WHAT THIS TASK INVOLVES: Your task is to gather the lines below that hold the string "role".
━━━ INFORMATION SUPPLIED ━━━
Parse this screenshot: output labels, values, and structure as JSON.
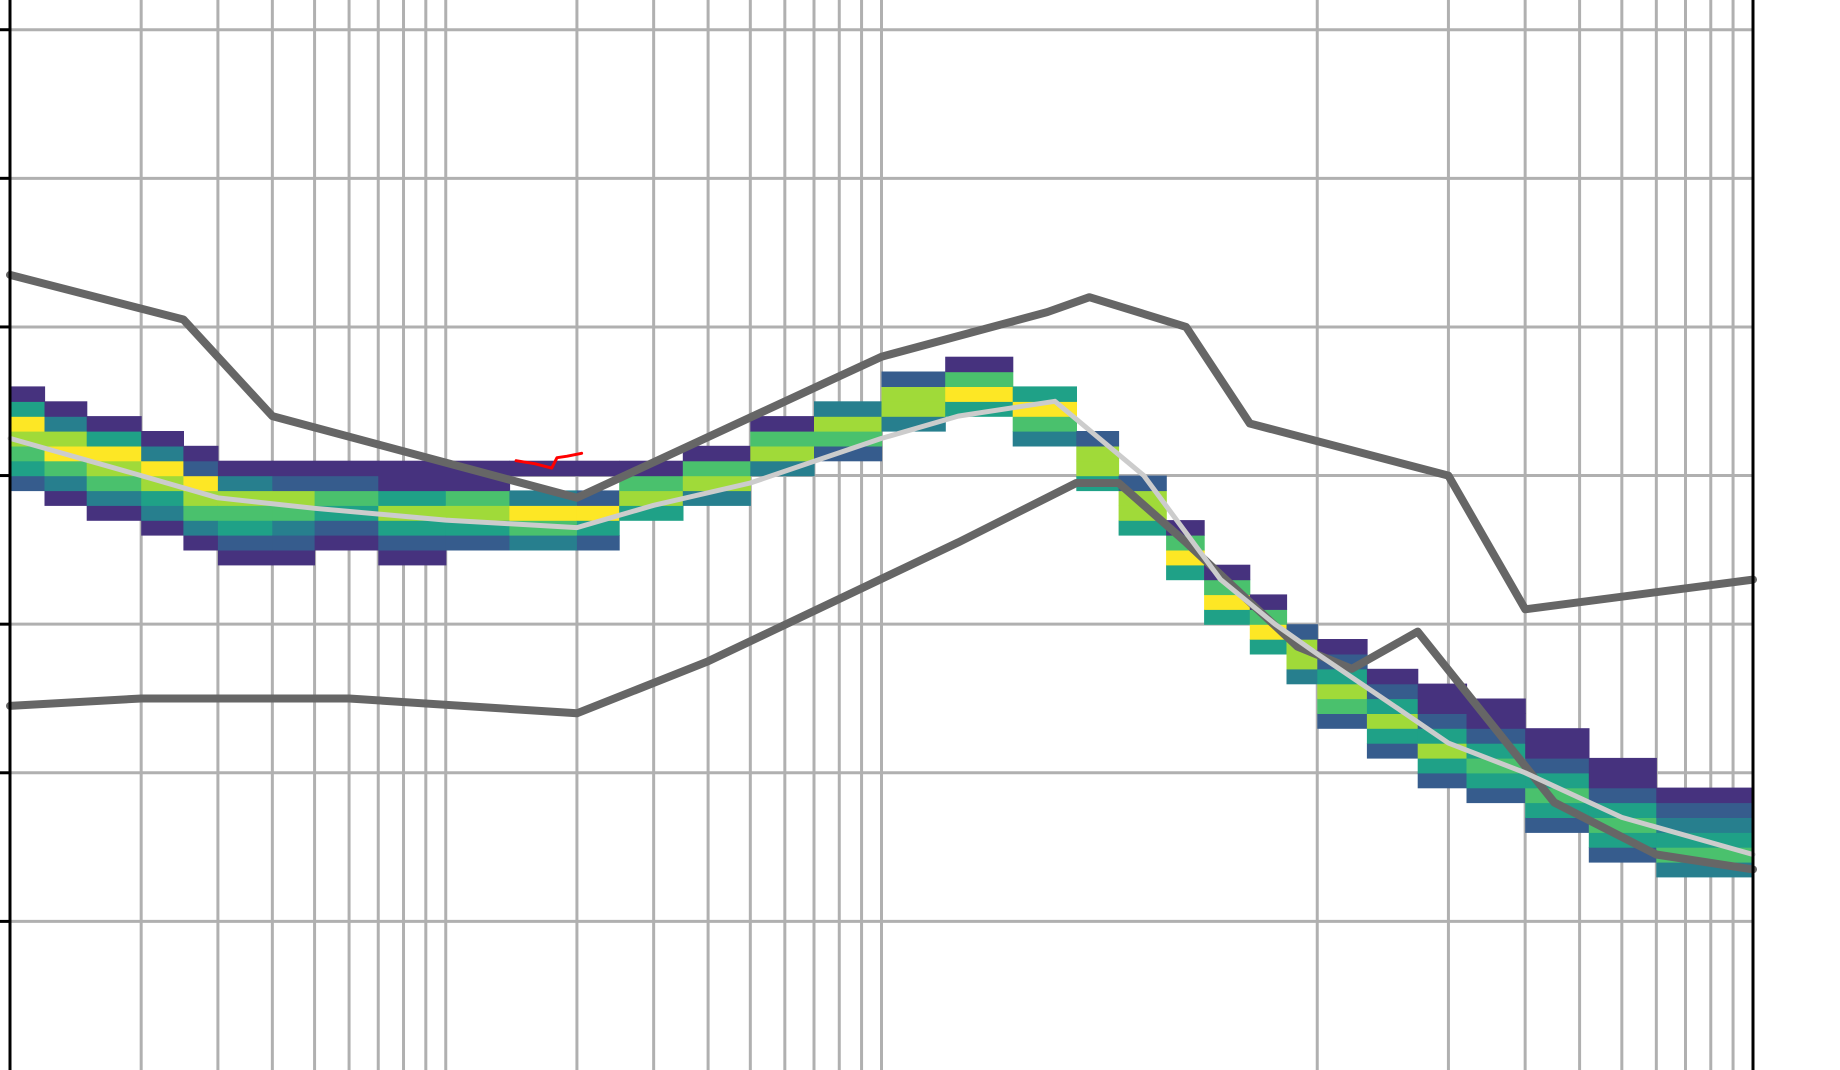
{
  "chart_data": {
    "type": "heatmap",
    "title": "",
    "xlabel": "",
    "ylabel": "",
    "x_scale": "log",
    "x_range": [
      0.1,
      1000
    ],
    "y_range": [
      0,
      7.2
    ],
    "x_major_ticks": [
      1,
      10,
      100
    ],
    "x_minor_ticks": [
      0.2,
      0.3,
      0.4,
      0.5,
      0.6,
      0.7,
      0.8,
      0.9,
      2,
      3,
      4,
      5,
      6,
      7,
      8,
      9,
      200,
      300,
      400,
      500,
      600,
      700,
      800,
      900
    ],
    "y_ticks": [
      1,
      2,
      3,
      4,
      5,
      6,
      7
    ],
    "grid": true,
    "legend": "none",
    "colors": {
      "grid": "#b0b0b0",
      "envelope": "#666666",
      "median": "#cccccc",
      "highlight": "#ff0000",
      "colormap": [
        "#440154",
        "#46327e",
        "#365c8d",
        "#277f8e",
        "#1fa187",
        "#4ac16d",
        "#a0da39",
        "#fde725"
      ]
    },
    "series": [
      {
        "role": "upper-envelope",
        "points": [
          [
            0.1,
            5.35
          ],
          [
            0.25,
            5.05
          ],
          [
            0.4,
            4.4
          ],
          [
            2.0,
            3.85
          ],
          [
            10,
            4.8
          ],
          [
            24,
            5.1
          ],
          [
            30,
            5.2
          ],
          [
            50,
            5.0
          ],
          [
            70,
            4.35
          ],
          [
            200,
            4.0
          ],
          [
            300,
            3.1
          ],
          [
            1000,
            3.3
          ]
        ]
      },
      {
        "role": "lower-envelope",
        "points": [
          [
            0.1,
            2.45
          ],
          [
            0.2,
            2.5
          ],
          [
            0.6,
            2.5
          ],
          [
            2.0,
            2.4
          ],
          [
            4.0,
            2.75
          ],
          [
            15,
            3.55
          ],
          [
            28,
            3.95
          ],
          [
            35,
            3.95
          ],
          [
            50,
            3.55
          ],
          [
            90,
            2.85
          ],
          [
            120,
            2.7
          ],
          [
            170,
            2.95
          ],
          [
            350,
            1.8
          ],
          [
            600,
            1.45
          ],
          [
            1000,
            1.35
          ]
        ]
      },
      {
        "role": "median",
        "points": [
          [
            0.1,
            4.25
          ],
          [
            0.2,
            4.0
          ],
          [
            0.3,
            3.85
          ],
          [
            0.5,
            3.78
          ],
          [
            1.0,
            3.7
          ],
          [
            2.0,
            3.65
          ],
          [
            3.0,
            3.8
          ],
          [
            5.0,
            3.95
          ],
          [
            10,
            4.25
          ],
          [
            15,
            4.4
          ],
          [
            25,
            4.5
          ],
          [
            40,
            4.0
          ],
          [
            60,
            3.3
          ],
          [
            80,
            3.0
          ],
          [
            100,
            2.8
          ],
          [
            150,
            2.45
          ],
          [
            200,
            2.2
          ],
          [
            300,
            2.0
          ],
          [
            500,
            1.7
          ],
          [
            1000,
            1.45
          ]
        ]
      },
      {
        "role": "highlight",
        "points": [
          [
            1.45,
            4.1
          ],
          [
            1.6,
            4.08
          ],
          [
            1.75,
            4.05
          ],
          [
            1.8,
            4.12
          ],
          [
            1.9,
            4.13
          ],
          [
            2.05,
            4.15
          ]
        ]
      }
    ],
    "density": {
      "rows_per_unit": 10,
      "columns": [
        {
          "x": [
            0.1,
            0.12
          ],
          "cells": [
            [
              3.9,
              2
            ],
            [
              4.0,
              4
            ],
            [
              4.1,
              5
            ],
            [
              4.2,
              6
            ],
            [
              4.3,
              7
            ],
            [
              4.4,
              4
            ],
            [
              4.5,
              1
            ]
          ]
        },
        {
          "x": [
            0.12,
            0.15
          ],
          "cells": [
            [
              3.8,
              1
            ],
            [
              3.9,
              3
            ],
            [
              4.0,
              5
            ],
            [
              4.1,
              7
            ],
            [
              4.2,
              6
            ],
            [
              4.3,
              3
            ],
            [
              4.4,
              1
            ]
          ]
        },
        {
          "x": [
            0.15,
            0.2
          ],
          "cells": [
            [
              3.7,
              1
            ],
            [
              3.8,
              3
            ],
            [
              3.9,
              5
            ],
            [
              4.0,
              6
            ],
            [
              4.1,
              7
            ],
            [
              4.2,
              4
            ],
            [
              4.3,
              1
            ]
          ]
        },
        {
          "x": [
            0.2,
            0.25
          ],
          "cells": [
            [
              3.6,
              1
            ],
            [
              3.7,
              3
            ],
            [
              3.8,
              4
            ],
            [
              3.9,
              6
            ],
            [
              4.0,
              7
            ],
            [
              4.1,
              3
            ],
            [
              4.2,
              1
            ]
          ]
        },
        {
          "x": [
            0.25,
            0.3
          ],
          "cells": [
            [
              3.5,
              1
            ],
            [
              3.6,
              3
            ],
            [
              3.7,
              5
            ],
            [
              3.8,
              6
            ],
            [
              3.9,
              7
            ],
            [
              4.0,
              2
            ],
            [
              4.1,
              1
            ]
          ]
        },
        {
          "x": [
            0.3,
            0.4
          ],
          "cells": [
            [
              3.4,
              1
            ],
            [
              3.5,
              2
            ],
            [
              3.6,
              4
            ],
            [
              3.7,
              5
            ],
            [
              3.8,
              6
            ],
            [
              3.9,
              3
            ],
            [
              4.0,
              1
            ]
          ]
        },
        {
          "x": [
            0.4,
            0.5
          ],
          "cells": [
            [
              3.4,
              1
            ],
            [
              3.5,
              2
            ],
            [
              3.6,
              3
            ],
            [
              3.7,
              5
            ],
            [
              3.8,
              6
            ],
            [
              3.9,
              2
            ],
            [
              4.0,
              1
            ]
          ]
        },
        {
          "x": [
            0.5,
            0.7
          ],
          "cells": [
            [
              3.5,
              1
            ],
            [
              3.6,
              2
            ],
            [
              3.7,
              4
            ],
            [
              3.8,
              5
            ],
            [
              3.9,
              2
            ],
            [
              4.0,
              1
            ]
          ]
        },
        {
          "x": [
            0.7,
            1.0
          ],
          "cells": [
            [
              3.4,
              1
            ],
            [
              3.5,
              2
            ],
            [
              3.6,
              4
            ],
            [
              3.7,
              6
            ],
            [
              3.8,
              4
            ],
            [
              3.9,
              1
            ],
            [
              4.0,
              1
            ]
          ]
        },
        {
          "x": [
            1.0,
            1.4
          ],
          "cells": [
            [
              3.5,
              2
            ],
            [
              3.6,
              4
            ],
            [
              3.7,
              6
            ],
            [
              3.8,
              5
            ],
            [
              3.9,
              1
            ],
            [
              4.0,
              1
            ]
          ]
        },
        {
          "x": [
            1.4,
            2.0
          ],
          "cells": [
            [
              3.5,
              3
            ],
            [
              3.6,
              5
            ],
            [
              3.7,
              7
            ],
            [
              3.8,
              3
            ],
            [
              4.0,
              1
            ]
          ]
        },
        {
          "x": [
            2.0,
            2.5
          ],
          "cells": [
            [
              3.5,
              2
            ],
            [
              3.6,
              4
            ],
            [
              3.7,
              7
            ],
            [
              3.8,
              2
            ],
            [
              4.0,
              1
            ]
          ]
        },
        {
          "x": [
            2.5,
            3.5
          ],
          "cells": [
            [
              3.7,
              4
            ],
            [
              3.8,
              6
            ],
            [
              3.9,
              5
            ],
            [
              4.0,
              1
            ]
          ]
        },
        {
          "x": [
            3.5,
            5.0
          ],
          "cells": [
            [
              3.8,
              3
            ],
            [
              3.9,
              6
            ],
            [
              4.0,
              5
            ],
            [
              4.1,
              1
            ]
          ]
        },
        {
          "x": [
            5.0,
            7.0
          ],
          "cells": [
            [
              4.0,
              3
            ],
            [
              4.1,
              6
            ],
            [
              4.2,
              5
            ],
            [
              4.3,
              1
            ]
          ]
        },
        {
          "x": [
            7.0,
            10
          ],
          "cells": [
            [
              4.1,
              2
            ],
            [
              4.2,
              5
            ],
            [
              4.3,
              6
            ],
            [
              4.4,
              3
            ]
          ]
        },
        {
          "x": [
            10,
            14
          ],
          "cells": [
            [
              4.3,
              3
            ],
            [
              4.4,
              6
            ],
            [
              4.5,
              6
            ],
            [
              4.6,
              2
            ]
          ]
        },
        {
          "x": [
            14,
            20
          ],
          "cells": [
            [
              4.4,
              4
            ],
            [
              4.5,
              7
            ],
            [
              4.6,
              5
            ],
            [
              4.7,
              1
            ]
          ]
        },
        {
          "x": [
            20,
            28
          ],
          "cells": [
            [
              4.2,
              3
            ],
            [
              4.3,
              5
            ],
            [
              4.4,
              7
            ],
            [
              4.5,
              4
            ]
          ]
        },
        {
          "x": [
            28,
            35
          ],
          "cells": [
            [
              3.9,
              4
            ],
            [
              4.0,
              6
            ],
            [
              4.1,
              6
            ],
            [
              4.2,
              2
            ]
          ]
        },
        {
          "x": [
            35,
            45
          ],
          "cells": [
            [
              3.6,
              4
            ],
            [
              3.7,
              6
            ],
            [
              3.8,
              6
            ],
            [
              3.9,
              2
            ]
          ]
        },
        {
          "x": [
            45,
            55
          ],
          "cells": [
            [
              3.3,
              4
            ],
            [
              3.4,
              7
            ],
            [
              3.5,
              5
            ],
            [
              3.6,
              1
            ]
          ]
        },
        {
          "x": [
            55,
            70
          ],
          "cells": [
            [
              3.0,
              4
            ],
            [
              3.1,
              7
            ],
            [
              3.2,
              5
            ],
            [
              3.3,
              1
            ]
          ]
        },
        {
          "x": [
            70,
            85
          ],
          "cells": [
            [
              2.8,
              4
            ],
            [
              2.9,
              7
            ],
            [
              3.0,
              5
            ],
            [
              3.1,
              1
            ]
          ]
        },
        {
          "x": [
            85,
            100
          ],
          "cells": [
            [
              2.6,
              3
            ],
            [
              2.7,
              6
            ],
            [
              2.8,
              6
            ],
            [
              2.9,
              2
            ]
          ]
        },
        {
          "x": [
            100,
            130
          ],
          "cells": [
            [
              2.3,
              2
            ],
            [
              2.4,
              5
            ],
            [
              2.5,
              6
            ],
            [
              2.6,
              4
            ],
            [
              2.7,
              2
            ],
            [
              2.8,
              1
            ]
          ]
        },
        {
          "x": [
            130,
            170
          ],
          "cells": [
            [
              2.1,
              2
            ],
            [
              2.2,
              4
            ],
            [
              2.3,
              6
            ],
            [
              2.4,
              4
            ],
            [
              2.5,
              2
            ],
            [
              2.6,
              1
            ]
          ]
        },
        {
          "x": [
            170,
            220
          ],
          "cells": [
            [
              1.9,
              2
            ],
            [
              2.0,
              4
            ],
            [
              2.1,
              6
            ],
            [
              2.2,
              4
            ],
            [
              2.3,
              2
            ],
            [
              2.4,
              1
            ],
            [
              2.5,
              1
            ]
          ]
        },
        {
          "x": [
            220,
            300
          ],
          "cells": [
            [
              1.8,
              2
            ],
            [
              1.9,
              4
            ],
            [
              2.0,
              5
            ],
            [
              2.1,
              4
            ],
            [
              2.2,
              2
            ],
            [
              2.3,
              1
            ],
            [
              2.4,
              1
            ]
          ]
        },
        {
          "x": [
            300,
            420
          ],
          "cells": [
            [
              1.6,
              2
            ],
            [
              1.7,
              4
            ],
            [
              1.8,
              5
            ],
            [
              1.9,
              4
            ],
            [
              2.0,
              2
            ],
            [
              2.1,
              1
            ],
            [
              2.2,
              1
            ]
          ]
        },
        {
          "x": [
            420,
            600
          ],
          "cells": [
            [
              1.4,
              2
            ],
            [
              1.5,
              4
            ],
            [
              1.6,
              5
            ],
            [
              1.7,
              4
            ],
            [
              1.8,
              2
            ],
            [
              1.9,
              1
            ],
            [
              2.0,
              1
            ]
          ]
        },
        {
          "x": [
            600,
            1000
          ],
          "cells": [
            [
              1.3,
              3
            ],
            [
              1.4,
              5
            ],
            [
              1.5,
              4
            ],
            [
              1.6,
              3
            ],
            [
              1.7,
              2
            ],
            [
              1.8,
              1
            ]
          ]
        }
      ]
    }
  }
}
━━━
COMPLETED EXERCISE:
        "role": "upper-envelope",
        "role": "lower-envelope",
        "role": "median",
        "role": "highlight",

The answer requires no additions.